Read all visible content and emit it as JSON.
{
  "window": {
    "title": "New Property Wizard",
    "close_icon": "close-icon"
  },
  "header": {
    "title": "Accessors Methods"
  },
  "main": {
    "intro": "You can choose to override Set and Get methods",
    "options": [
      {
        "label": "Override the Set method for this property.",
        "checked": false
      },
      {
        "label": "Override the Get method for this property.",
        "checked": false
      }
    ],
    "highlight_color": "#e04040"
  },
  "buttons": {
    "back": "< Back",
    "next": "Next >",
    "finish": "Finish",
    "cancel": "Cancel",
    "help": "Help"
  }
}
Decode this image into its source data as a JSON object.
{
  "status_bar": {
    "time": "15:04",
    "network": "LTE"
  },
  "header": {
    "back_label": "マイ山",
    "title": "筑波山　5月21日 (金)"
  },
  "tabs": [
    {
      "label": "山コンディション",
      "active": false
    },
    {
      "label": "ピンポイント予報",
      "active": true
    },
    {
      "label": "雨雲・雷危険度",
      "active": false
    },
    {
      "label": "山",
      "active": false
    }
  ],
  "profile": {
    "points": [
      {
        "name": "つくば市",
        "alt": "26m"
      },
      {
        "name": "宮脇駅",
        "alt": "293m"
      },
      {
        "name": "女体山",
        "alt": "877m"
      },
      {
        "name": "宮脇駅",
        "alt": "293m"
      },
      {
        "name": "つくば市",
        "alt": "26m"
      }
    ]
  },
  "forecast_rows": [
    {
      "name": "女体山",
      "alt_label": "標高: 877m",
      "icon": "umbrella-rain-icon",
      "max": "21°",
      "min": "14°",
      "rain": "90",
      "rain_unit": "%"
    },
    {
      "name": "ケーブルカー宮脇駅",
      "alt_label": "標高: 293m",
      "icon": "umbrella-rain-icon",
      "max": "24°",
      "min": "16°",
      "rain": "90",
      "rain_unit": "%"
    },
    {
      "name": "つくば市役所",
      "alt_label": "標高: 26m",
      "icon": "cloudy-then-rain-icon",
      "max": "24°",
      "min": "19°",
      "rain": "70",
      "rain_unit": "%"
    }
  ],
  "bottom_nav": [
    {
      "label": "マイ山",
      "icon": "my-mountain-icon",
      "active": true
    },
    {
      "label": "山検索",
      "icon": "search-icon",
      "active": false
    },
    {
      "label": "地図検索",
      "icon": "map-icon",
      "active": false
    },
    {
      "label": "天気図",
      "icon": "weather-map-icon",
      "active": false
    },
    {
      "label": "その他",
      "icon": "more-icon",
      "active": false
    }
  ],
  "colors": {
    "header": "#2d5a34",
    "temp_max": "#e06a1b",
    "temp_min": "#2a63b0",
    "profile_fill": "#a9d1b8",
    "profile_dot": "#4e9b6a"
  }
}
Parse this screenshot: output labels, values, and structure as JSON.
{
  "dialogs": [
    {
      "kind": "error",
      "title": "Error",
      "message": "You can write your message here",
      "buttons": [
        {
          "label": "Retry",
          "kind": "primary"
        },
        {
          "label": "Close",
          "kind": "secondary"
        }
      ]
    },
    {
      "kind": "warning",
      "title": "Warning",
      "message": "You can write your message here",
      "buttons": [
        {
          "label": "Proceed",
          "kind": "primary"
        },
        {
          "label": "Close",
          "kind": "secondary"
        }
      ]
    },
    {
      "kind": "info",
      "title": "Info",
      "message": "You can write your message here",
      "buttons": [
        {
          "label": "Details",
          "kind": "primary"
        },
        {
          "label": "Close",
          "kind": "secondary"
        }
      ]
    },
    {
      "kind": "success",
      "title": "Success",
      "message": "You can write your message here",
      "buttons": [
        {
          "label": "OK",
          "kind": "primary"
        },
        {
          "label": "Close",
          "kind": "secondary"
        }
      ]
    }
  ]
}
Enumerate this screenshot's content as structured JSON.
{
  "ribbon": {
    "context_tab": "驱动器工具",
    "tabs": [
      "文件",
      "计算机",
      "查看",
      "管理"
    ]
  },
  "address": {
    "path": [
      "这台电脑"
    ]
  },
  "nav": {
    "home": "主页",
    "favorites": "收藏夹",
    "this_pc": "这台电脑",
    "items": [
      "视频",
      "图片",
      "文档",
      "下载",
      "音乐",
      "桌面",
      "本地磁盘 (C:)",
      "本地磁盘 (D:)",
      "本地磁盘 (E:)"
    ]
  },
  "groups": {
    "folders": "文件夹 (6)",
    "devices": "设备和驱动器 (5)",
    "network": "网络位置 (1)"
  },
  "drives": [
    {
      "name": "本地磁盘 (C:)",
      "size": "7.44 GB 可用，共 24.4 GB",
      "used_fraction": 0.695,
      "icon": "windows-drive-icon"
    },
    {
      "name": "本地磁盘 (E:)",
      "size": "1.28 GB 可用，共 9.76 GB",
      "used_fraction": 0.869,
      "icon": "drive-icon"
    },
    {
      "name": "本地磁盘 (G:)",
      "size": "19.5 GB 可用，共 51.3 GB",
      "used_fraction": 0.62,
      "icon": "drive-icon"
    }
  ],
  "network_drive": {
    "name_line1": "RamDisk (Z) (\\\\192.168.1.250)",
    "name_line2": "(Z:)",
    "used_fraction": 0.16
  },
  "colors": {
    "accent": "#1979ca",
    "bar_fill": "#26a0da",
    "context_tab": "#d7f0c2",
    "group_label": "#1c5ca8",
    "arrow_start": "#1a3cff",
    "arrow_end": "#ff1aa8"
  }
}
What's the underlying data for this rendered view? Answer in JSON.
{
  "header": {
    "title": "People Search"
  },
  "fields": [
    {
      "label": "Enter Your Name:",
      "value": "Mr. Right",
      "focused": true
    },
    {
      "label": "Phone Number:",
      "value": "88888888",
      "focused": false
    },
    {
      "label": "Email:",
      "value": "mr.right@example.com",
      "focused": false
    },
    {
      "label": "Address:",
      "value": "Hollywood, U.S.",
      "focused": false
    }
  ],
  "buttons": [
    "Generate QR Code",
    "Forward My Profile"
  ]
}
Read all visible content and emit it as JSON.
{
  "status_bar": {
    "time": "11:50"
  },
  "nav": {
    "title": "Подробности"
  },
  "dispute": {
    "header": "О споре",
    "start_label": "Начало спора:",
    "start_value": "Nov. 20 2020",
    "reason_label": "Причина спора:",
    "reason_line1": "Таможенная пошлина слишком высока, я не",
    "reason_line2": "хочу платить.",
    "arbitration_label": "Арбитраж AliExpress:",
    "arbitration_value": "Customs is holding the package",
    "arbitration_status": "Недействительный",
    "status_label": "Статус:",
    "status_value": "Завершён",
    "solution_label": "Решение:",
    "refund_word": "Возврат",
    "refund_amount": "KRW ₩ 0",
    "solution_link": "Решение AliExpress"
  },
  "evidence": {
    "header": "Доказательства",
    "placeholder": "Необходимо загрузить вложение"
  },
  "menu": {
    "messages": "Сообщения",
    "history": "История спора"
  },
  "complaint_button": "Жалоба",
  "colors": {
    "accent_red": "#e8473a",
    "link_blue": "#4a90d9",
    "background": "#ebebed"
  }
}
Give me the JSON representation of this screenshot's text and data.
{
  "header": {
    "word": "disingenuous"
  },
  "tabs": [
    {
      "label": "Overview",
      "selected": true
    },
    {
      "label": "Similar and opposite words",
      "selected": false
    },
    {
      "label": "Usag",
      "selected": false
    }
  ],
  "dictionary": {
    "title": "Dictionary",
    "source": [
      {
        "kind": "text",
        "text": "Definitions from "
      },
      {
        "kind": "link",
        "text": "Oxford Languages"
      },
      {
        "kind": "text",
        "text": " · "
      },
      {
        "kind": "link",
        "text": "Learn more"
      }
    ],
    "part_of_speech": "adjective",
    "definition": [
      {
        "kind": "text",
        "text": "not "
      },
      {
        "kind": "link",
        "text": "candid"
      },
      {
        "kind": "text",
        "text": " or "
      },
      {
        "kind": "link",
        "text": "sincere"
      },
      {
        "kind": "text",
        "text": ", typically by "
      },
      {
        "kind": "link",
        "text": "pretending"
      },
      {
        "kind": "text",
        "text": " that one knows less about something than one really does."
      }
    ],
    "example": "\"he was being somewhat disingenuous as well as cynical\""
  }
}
___
◆ **Problem to work on**
Copy out all lines above that include the string "data".

◆ **Response to the exercise**
Decode this image into its source data as a JSON object.
What's the underlying data for this rendered view? Answer in JSON.
Give me the JSON representation of this screenshot's text and data.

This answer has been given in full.